Please return the full listing below without altering anything.

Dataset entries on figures
##########
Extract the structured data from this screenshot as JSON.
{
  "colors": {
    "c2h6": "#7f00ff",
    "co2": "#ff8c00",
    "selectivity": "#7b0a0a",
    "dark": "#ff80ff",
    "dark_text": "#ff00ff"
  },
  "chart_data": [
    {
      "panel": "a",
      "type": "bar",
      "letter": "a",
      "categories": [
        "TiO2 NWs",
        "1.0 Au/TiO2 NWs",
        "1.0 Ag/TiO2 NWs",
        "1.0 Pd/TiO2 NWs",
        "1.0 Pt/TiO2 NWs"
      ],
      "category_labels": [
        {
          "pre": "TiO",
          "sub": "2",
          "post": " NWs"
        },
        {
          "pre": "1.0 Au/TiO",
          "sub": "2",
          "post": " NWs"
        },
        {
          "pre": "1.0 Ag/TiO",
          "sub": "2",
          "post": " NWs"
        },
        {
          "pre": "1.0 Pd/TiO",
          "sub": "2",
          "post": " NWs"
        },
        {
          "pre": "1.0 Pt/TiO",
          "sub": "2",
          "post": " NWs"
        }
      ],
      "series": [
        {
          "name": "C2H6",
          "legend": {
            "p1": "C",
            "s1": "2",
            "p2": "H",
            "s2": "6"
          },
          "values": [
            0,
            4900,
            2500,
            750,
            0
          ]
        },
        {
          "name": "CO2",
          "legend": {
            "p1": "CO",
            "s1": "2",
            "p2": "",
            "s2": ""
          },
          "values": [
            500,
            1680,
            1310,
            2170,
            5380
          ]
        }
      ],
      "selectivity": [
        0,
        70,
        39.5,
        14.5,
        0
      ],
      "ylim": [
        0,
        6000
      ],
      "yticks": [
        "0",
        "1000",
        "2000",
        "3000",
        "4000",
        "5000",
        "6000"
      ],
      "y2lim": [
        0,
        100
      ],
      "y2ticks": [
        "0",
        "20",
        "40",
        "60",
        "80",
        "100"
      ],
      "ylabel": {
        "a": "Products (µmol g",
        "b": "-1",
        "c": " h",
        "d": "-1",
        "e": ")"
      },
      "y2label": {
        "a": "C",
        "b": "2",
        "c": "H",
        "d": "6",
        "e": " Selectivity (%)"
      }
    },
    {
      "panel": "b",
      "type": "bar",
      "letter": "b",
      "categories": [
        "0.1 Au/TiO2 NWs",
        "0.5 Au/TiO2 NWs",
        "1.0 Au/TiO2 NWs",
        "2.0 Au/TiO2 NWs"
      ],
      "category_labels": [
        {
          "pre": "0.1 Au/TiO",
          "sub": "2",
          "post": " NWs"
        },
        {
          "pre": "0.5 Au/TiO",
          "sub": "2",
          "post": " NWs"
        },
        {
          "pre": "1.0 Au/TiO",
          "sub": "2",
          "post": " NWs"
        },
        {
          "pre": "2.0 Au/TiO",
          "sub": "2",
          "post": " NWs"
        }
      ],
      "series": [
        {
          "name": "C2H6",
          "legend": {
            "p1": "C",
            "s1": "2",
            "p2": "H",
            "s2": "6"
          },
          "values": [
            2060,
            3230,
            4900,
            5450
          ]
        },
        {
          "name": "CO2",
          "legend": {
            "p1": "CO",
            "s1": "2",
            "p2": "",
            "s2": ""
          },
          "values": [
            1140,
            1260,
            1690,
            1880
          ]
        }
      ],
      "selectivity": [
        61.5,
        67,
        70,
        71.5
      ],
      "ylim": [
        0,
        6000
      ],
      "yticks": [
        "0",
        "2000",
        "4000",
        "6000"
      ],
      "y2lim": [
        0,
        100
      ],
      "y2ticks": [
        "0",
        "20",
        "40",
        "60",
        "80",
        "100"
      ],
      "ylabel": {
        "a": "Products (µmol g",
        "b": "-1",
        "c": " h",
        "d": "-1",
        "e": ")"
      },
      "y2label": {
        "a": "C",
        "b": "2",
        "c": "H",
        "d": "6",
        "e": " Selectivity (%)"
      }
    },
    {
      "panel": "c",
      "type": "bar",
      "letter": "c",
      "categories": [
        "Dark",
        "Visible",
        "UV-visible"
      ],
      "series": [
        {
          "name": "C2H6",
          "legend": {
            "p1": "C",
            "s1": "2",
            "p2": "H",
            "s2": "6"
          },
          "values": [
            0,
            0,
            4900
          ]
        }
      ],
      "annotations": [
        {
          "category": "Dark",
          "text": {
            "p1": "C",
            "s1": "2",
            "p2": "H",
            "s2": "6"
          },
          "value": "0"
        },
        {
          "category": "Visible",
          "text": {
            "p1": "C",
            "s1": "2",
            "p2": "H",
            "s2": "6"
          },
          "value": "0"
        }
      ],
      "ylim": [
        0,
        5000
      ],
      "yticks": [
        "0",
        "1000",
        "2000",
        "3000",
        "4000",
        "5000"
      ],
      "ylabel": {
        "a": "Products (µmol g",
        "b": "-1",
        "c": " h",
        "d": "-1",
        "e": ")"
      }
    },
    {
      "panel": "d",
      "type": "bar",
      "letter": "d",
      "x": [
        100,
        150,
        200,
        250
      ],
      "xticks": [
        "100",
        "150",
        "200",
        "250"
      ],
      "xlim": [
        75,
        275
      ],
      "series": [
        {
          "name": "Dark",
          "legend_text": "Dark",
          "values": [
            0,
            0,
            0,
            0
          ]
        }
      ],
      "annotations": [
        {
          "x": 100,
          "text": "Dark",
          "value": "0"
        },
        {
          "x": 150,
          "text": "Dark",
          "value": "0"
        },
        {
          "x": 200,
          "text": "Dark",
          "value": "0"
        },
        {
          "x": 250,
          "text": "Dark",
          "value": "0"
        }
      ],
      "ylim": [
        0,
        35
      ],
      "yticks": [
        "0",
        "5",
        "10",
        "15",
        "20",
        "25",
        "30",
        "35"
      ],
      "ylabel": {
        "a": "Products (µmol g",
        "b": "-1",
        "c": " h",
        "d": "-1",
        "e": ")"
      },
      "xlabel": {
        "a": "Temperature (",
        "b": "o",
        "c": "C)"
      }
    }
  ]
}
##########
Task solution:
Extract the structured data from this screenshot as JSON.
{
  "colors": {
    "c2h6": "#7f00ff",
    "co2": "#ff8c00",
    "selectivity": "#7b0a0a",
    "dark": "#ff80ff",
    "dark_text": "#ff00ff"
  },
  "chart_data": [
    {
      "panel": "a",
      "type": "bar",
      "letter": "a",
      "categories": [
        "TiO2 NWs",
        "1.0 Au/TiO2 NWs",
        "1.0 Ag/TiO2 NWs",
        "1.0 Pd/TiO2 NWs",
        "1.0 Pt/TiO2 NWs"
      ],
      "category_labels": [
        {
          "pre": "TiO",
          "sub": "2",
          "post": " NWs"
        },
        {
          "pre": "1.0 Au/TiO",
          "sub": "2",
          "post": " NWs"
        },
        {
          "pre": "1.0 Ag/TiO",
          "sub": "2",
          "post": " NWs"
        },
        {
          "pre": "1.0 Pd/TiO",
          "sub": "2",
          "post": " NWs"
        },
        {
          "pre": "1.0 Pt/TiO",
          "sub": "2",
          "post": " NWs"
        }
      ],
      "series": [
        {
          "name": "C2H6",
          "legend": {
            "p1": "C",
            "s1": "2",
            "p2": "H",
            "s2": "6"
          },
          "values": [
            0,
            4900,
            2500,
            750,
            0
          ]
        },
        {
          "name": "CO2",
          "legend": {
            "p1": "CO",
            "s1": "2",
            "p2": "",
            "s2": ""
          },
          "values": [
            500,
            1680,
            1310,
            2170,
            5380
          ]
        }
      ],
      "selectivity": [
        0,
        70,
        39.5,
        14.5,
        0
      ],
      "ylim": [
        0,
        6000
      ],
      "yticks": [
        "0",
        "1000",
        "2000",
        "3000",
        "4000",
        "5000",
        "6000"
      ],
      "y2lim": [
        0,
        100
      ],
      "y2ticks": [
        "0",
        "20",
        "40",
        "60",
        "80",
        "100"
      ],
      "ylabel": {
        "a": "Products (µmol g",
        "b": "-1",
        "c": " h",
        "d": "-1",
        "e": ")"
      },
      "y2label": {
        "a": "C",
        "b": "2",
        "c": "H",
        "d": "6",
        "e": " Selectivity (%)"
      }
    },
    {
      "panel": "b",
      "type": "bar",
      "letter": "b",
      "categories": [
        "0.1 Au/TiO2 NWs",
        "0.5 Au/TiO2 NWs",
        "1.0 Au/TiO2 NWs",
        "2.0 Au/TiO2 NWs"
      ],
      "category_labels": [
        {
          "pre": "0.1 Au/TiO",
          "sub": "2",
          "post": " NWs"
        },
        {
          "pre": "0.5 Au/TiO",
          "sub": "2",
          "post": " NWs"
        },
        {
          "pre": "1.0 Au/TiO",
          "sub": "2",
          "post": " NWs"
        },
        {
          "pre": "2.0 Au/TiO",
          "sub": "2",
          "post": " NWs"
        }
      ],
      "series": [
        {
          "name": "C2H6",
          "legend": {
            "p1": "C",
            "s1": "2",
            "p2": "H",
            "s2": "6"
          },
          "values": [
            2060,
            3230,
            4900,
            5450
          ]
        },
        {
          "name": "CO2",
          "legend": {
            "p1": "CO",
            "s1": "2",
            "p2": "",
            "s2": ""
          },
          "values": [
            1140,
            1260,
            1690,
            1880
          ]
        }
      ],
      "selectivity": [
        61.5,
        67,
        70,
        71.5
      ],
      "ylim": [
        0,
        6000
      ],
      "yticks": [
        "0",
        "2000",
        "4000",
        "6000"
      ],
      "y2lim": [
        0,
        100
      ],
      "y2ticks": [
        "0",
        "20",
        "40",
        "60",
        "80",
        "100"
      ],
      "ylabel": {
        "a": "Products (µmol g",
        "b": "-1",
        "c": " h",
        "d": "-1",
        "e": ")"
      },
      "y2label": {
        "a": "C",
        "b": "2",
        "c": "H",
        "d": "6",
        "e": " Selectivity (%)"
      }
    },
    {
      "panel": "c",
      "type": "bar",
      "letter": "c",
      "categories": [
        "Dark",
        "Visible",
        "UV-visible"
      ],
      "series": [
        {
          "name": "C2H6",
          "legend": {
            "p1": "C",
            "s1": "2",
            "p2": "H",
            "s2": "6"
          },
          "values": [
            0,
            0,
            4900
          ]
        }
      ],
      "annotations": [
        {
          "category": "Dark",
          "text": {
            "p1": "C",
            "s1": "2",
            "p2": "H",
            "s2": "6"
          },
          "value": "0"
        },
        {
          "category": "Visible",
          "text": {
            "p1": "C",
            "s1": "2",
            "p2": "H",
            "s2": "6"
          },
          "value": "0"
        }
      ],
      "ylim": [
        0,
        5000
      ],
      "yticks": [
        "0",
        "1000",
        "2000",
        "3000",
        "4000",
        "5000"
      ],
      "ylabel": {
        "a": "Products (µmol g",
        "b": "-1",
        "c": " h",
        "d": "-1",
        "e": ")"
      }
    },
    {
      "panel": "d",
      "type": "bar",
      "letter": "d",
      "x": [
        100,
        150,
        200,
        250
      ],
      "xticks": [
        "100",
        "150",
        "200",
        "250"
      ],
      "xlim": [
        75,
        275
      ],
      "series": [
        {
          "name": "Dark",
          "legend_text": "Dark",
          "values": [
            0,
            0,
            0,
            0
          ]
        }
      ],
      "annotations": [
        {
          "x": 100,
          "text": "Dark",
          "value": "0"
        },
        {
          "x": 150,
          "text": "Dark",
          "value": "0"
        },
        {
          "x": 200,
          "text": "Dark",
          "value": "0"
        },
        {
          "x": 250,
          "text": "Dark",
          "value": "0"
        }
      ],
      "ylim": [
        0,
        35
      ],
      "yticks": [
        "0",
        "5",
        "10",
        "15",
        "20",
        "25",
        "30",
        "35"
      ],
      "ylabel": {
        "a": "Products (µmol g",
        "b": "-1",
        "c": " h",
        "d": "-1",
        "e": ")"
      },
      "xlabel": {
        "a": "Temperature (",
        "b": "o",
        "c": "C)"
      }
    }
  ]
}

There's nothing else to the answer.